Every record below should be written out exactly; pictures stay out.
+--
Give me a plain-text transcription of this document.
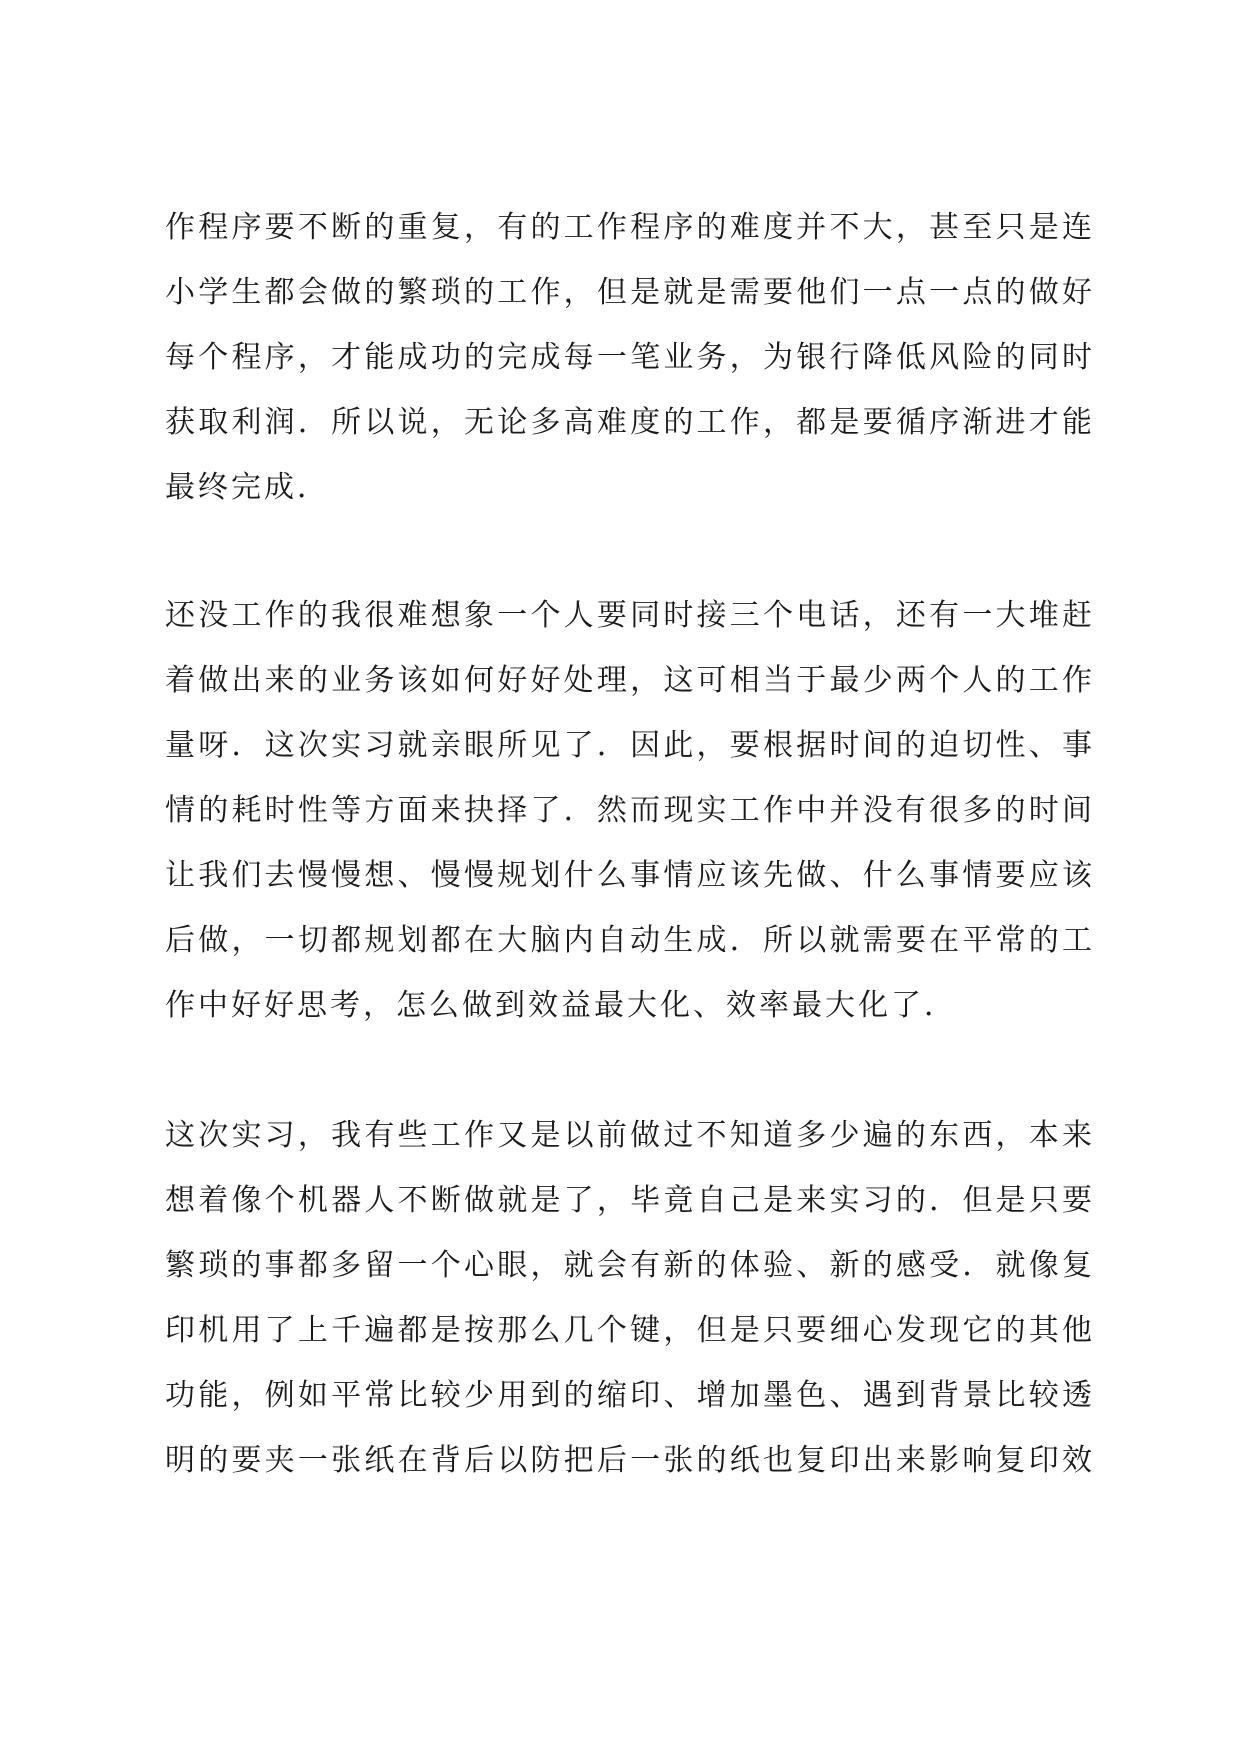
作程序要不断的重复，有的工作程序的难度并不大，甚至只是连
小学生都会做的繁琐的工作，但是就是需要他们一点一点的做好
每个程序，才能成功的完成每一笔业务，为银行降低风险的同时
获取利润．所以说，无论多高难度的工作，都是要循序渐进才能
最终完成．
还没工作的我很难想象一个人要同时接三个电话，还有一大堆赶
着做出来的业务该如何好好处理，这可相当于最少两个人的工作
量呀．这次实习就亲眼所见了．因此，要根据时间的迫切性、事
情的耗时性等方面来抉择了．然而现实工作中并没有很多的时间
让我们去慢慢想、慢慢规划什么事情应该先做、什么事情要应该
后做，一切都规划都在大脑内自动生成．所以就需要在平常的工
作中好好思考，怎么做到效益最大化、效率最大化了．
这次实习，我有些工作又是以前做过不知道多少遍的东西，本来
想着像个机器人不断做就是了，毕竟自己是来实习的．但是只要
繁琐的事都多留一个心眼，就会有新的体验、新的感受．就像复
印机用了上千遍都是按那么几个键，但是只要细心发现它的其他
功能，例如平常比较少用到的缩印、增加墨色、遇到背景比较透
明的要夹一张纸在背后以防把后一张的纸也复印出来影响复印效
+--
◆ **RESULT**:
Give me a plain-text transcription of this document.
作程序要不断的重复，有的工作程序的难度并不大，甚至只是连
小学生都会做的繁琐的工作，但是就是需要他们一点一点的做好
每个程序，才能成功的完成每一笔业务，为银行降低风险的同时
获取利润．所以说，无论多高难度的工作，都是要循序渐进才能
最终完成．
还没工作的我很难想象一个人要同时接三个电话，还有一大堆赶
着做出来的业务该如何好好处理，这可相当于最少两个人的工作
量呀．这次实习就亲眼所见了．因此，要根据时间的迫切性、事
情的耗时性等方面来抉择了．然而现实工作中并没有很多的时间
让我们去慢慢想、慢慢规划什么事情应该先做、什么事情要应该
后做，一切都规划都在大脑内自动生成．所以就需要在平常的工
作中好好思考，怎么做到效益最大化、效率最大化了．
这次实习，我有些工作又是以前做过不知道多少遍的东西，本来
想着像个机器人不断做就是了，毕竟自己是来实习的．但是只要
繁琐的事都多留一个心眼，就会有新的体验、新的感受．就像复
印机用了上千遍都是按那么几个键，但是只要细心发现它的其他
功能，例如平常比较少用到的缩印、增加墨色、遇到背景比较透
明的要夹一张纸在背后以防把后一张的纸也复印出来影响复印效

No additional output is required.